Set down the following lines verbatim, beginning at the line that has "y-tick-mark bbox=[58, 379, 62, 380]" and stopping after the line that has "x-tick-mark bbox=[487, 416, 488, 420]".

════

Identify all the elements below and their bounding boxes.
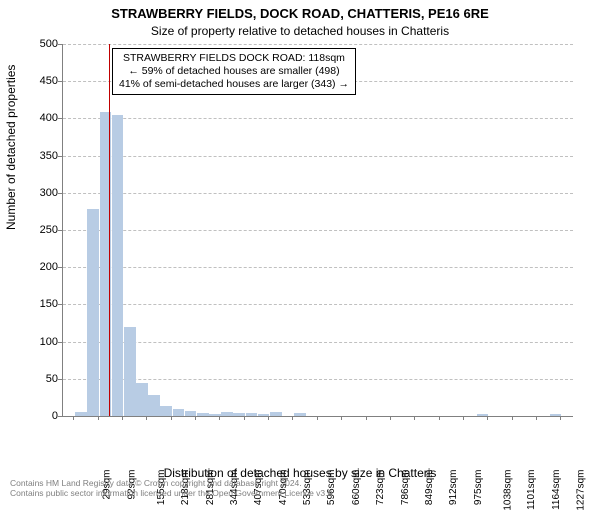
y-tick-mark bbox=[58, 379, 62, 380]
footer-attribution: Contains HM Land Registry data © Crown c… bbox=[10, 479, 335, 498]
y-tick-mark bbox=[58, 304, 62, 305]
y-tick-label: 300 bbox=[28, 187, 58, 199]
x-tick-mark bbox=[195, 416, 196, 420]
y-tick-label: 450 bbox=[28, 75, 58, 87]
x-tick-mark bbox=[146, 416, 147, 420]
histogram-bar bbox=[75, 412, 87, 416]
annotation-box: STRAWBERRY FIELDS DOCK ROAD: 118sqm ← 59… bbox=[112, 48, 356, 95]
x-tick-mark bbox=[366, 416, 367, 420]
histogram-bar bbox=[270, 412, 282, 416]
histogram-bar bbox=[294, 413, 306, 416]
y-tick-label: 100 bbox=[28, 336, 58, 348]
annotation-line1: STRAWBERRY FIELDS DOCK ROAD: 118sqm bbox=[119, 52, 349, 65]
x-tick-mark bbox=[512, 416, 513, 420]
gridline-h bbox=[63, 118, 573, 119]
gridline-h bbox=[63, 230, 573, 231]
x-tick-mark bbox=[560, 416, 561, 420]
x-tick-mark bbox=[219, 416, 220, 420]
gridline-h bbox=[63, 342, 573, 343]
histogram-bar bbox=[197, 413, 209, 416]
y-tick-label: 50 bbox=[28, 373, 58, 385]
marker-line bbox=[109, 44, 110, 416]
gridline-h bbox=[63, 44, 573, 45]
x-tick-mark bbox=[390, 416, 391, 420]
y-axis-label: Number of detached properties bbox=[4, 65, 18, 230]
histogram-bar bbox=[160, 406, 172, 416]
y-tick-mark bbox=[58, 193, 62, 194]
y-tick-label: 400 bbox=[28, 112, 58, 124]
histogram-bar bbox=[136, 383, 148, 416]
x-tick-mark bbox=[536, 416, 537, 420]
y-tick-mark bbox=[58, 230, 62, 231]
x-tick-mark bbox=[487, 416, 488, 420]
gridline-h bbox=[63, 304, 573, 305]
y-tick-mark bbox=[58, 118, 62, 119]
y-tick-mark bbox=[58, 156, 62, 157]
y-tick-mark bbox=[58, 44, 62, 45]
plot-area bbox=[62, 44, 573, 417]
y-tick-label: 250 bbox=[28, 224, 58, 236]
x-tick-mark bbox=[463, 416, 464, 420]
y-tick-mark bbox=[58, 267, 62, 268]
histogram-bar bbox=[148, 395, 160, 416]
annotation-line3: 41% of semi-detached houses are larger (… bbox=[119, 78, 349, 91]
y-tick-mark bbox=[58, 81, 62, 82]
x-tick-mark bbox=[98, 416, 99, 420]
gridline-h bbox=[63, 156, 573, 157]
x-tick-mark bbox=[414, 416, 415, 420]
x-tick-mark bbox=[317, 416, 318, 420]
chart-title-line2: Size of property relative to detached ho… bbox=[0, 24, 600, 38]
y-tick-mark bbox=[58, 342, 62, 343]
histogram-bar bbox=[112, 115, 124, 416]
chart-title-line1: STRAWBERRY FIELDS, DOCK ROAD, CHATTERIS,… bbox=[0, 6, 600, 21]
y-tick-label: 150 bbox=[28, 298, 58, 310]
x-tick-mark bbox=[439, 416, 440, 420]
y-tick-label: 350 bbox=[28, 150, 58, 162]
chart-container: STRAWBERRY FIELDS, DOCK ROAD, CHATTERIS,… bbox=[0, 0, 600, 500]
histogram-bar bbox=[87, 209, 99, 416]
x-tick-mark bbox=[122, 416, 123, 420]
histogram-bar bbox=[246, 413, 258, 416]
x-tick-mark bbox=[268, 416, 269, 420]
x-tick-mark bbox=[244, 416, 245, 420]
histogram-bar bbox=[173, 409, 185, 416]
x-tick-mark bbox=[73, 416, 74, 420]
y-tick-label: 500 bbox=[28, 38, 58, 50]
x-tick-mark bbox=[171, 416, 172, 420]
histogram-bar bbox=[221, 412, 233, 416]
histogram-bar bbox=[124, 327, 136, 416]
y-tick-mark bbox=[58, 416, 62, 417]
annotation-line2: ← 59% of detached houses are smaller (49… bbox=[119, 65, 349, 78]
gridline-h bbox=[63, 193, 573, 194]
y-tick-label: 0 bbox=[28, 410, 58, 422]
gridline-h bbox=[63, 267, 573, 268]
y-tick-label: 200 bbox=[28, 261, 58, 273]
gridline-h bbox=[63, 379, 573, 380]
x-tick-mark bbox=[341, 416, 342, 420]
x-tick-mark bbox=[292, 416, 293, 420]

════

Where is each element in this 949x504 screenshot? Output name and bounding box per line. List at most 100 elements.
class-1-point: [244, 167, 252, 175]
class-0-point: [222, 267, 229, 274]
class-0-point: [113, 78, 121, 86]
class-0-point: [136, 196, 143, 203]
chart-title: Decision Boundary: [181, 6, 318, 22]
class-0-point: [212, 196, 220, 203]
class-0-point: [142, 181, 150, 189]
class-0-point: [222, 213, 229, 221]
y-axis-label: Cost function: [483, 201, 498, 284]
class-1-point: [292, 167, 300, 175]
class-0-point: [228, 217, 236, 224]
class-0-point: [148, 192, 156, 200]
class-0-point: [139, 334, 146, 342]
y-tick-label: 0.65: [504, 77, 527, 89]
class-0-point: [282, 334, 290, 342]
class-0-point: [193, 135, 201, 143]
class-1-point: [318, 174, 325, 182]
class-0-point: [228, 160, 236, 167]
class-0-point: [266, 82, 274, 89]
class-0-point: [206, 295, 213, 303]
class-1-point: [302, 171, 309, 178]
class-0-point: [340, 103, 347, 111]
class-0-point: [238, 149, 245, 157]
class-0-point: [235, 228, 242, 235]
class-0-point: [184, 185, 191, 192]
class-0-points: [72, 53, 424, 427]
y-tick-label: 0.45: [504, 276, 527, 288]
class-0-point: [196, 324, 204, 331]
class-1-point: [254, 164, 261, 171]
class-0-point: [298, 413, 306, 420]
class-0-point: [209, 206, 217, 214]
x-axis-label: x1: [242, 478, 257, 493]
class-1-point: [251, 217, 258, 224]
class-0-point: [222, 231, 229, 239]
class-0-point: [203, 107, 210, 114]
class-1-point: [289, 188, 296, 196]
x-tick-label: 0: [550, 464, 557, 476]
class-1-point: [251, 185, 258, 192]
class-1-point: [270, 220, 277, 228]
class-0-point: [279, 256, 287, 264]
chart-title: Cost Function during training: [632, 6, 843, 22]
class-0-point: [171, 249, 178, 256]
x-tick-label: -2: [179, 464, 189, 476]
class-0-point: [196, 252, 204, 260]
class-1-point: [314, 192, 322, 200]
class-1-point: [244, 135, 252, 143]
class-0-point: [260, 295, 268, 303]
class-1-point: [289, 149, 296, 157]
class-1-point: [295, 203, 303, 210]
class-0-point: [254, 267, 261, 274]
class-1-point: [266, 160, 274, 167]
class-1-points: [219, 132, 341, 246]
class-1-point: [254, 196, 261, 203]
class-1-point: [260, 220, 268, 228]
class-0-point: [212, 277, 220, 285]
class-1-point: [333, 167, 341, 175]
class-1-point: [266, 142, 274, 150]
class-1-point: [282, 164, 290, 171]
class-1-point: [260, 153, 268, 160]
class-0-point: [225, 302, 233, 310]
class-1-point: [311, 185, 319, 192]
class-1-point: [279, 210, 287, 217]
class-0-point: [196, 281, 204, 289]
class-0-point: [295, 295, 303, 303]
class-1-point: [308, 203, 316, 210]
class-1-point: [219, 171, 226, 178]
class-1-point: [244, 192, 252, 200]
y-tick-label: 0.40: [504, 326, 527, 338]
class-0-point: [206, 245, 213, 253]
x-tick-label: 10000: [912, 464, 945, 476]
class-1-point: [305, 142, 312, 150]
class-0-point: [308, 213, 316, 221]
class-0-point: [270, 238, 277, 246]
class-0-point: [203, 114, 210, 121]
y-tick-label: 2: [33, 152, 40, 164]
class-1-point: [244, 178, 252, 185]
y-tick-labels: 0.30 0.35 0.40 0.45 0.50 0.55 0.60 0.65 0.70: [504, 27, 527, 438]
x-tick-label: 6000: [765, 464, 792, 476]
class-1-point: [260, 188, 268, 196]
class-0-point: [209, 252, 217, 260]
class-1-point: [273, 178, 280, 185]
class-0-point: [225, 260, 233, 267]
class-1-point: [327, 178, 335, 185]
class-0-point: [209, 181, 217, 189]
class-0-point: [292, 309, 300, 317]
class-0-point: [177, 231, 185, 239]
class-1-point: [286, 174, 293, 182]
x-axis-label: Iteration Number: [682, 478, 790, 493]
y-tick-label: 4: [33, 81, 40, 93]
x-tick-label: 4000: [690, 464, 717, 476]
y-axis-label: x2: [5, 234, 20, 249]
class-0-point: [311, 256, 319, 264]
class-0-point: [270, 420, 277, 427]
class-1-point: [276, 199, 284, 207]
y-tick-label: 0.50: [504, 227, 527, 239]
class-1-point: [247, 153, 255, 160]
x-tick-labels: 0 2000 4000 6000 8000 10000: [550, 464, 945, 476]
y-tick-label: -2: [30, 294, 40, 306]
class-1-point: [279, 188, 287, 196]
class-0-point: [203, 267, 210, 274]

════

→ **TASK SOLUTION**
y-tick-mark bbox=[58, 379, 62, 380]
footer-attribution: Contains HM Land Registry data © Crown c… bbox=[10, 479, 335, 498]
y-tick-mark bbox=[58, 304, 62, 305]
y-tick-label: 300 bbox=[28, 187, 58, 199]
x-tick-mark bbox=[195, 416, 196, 420]
y-tick-label: 450 bbox=[28, 75, 58, 87]
x-tick-mark bbox=[146, 416, 147, 420]
histogram-bar bbox=[75, 412, 87, 416]
annotation-box: STRAWBERRY FIELDS DOCK ROAD: 118sqm ← 59… bbox=[112, 48, 356, 95]
x-tick-mark bbox=[366, 416, 367, 420]
histogram-bar bbox=[270, 412, 282, 416]
histogram-bar bbox=[294, 413, 306, 416]
y-tick-label: 100 bbox=[28, 336, 58, 348]
annotation-line1: STRAWBERRY FIELDS DOCK ROAD: 118sqm bbox=[119, 52, 349, 65]
x-tick-mark bbox=[512, 416, 513, 420]
gridline-h bbox=[63, 118, 573, 119]
gridline-h bbox=[63, 230, 573, 231]
x-tick-mark bbox=[560, 416, 561, 420]
x-tick-mark bbox=[219, 416, 220, 420]
gridline-h bbox=[63, 342, 573, 343]
histogram-bar bbox=[197, 413, 209, 416]
y-tick-label: 50 bbox=[28, 373, 58, 385]
marker-line bbox=[109, 44, 110, 416]
gridline-h bbox=[63, 44, 573, 45]
x-tick-mark bbox=[390, 416, 391, 420]
y-axis-label: Number of detached properties bbox=[4, 65, 18, 230]
histogram-bar bbox=[160, 406, 172, 416]
y-tick-mark bbox=[58, 193, 62, 194]
y-tick-label: 400 bbox=[28, 112, 58, 124]
histogram-bar bbox=[136, 383, 148, 416]
x-tick-mark bbox=[536, 416, 537, 420]
y-tick-mark bbox=[58, 230, 62, 231]
x-tick-mark bbox=[487, 416, 488, 420]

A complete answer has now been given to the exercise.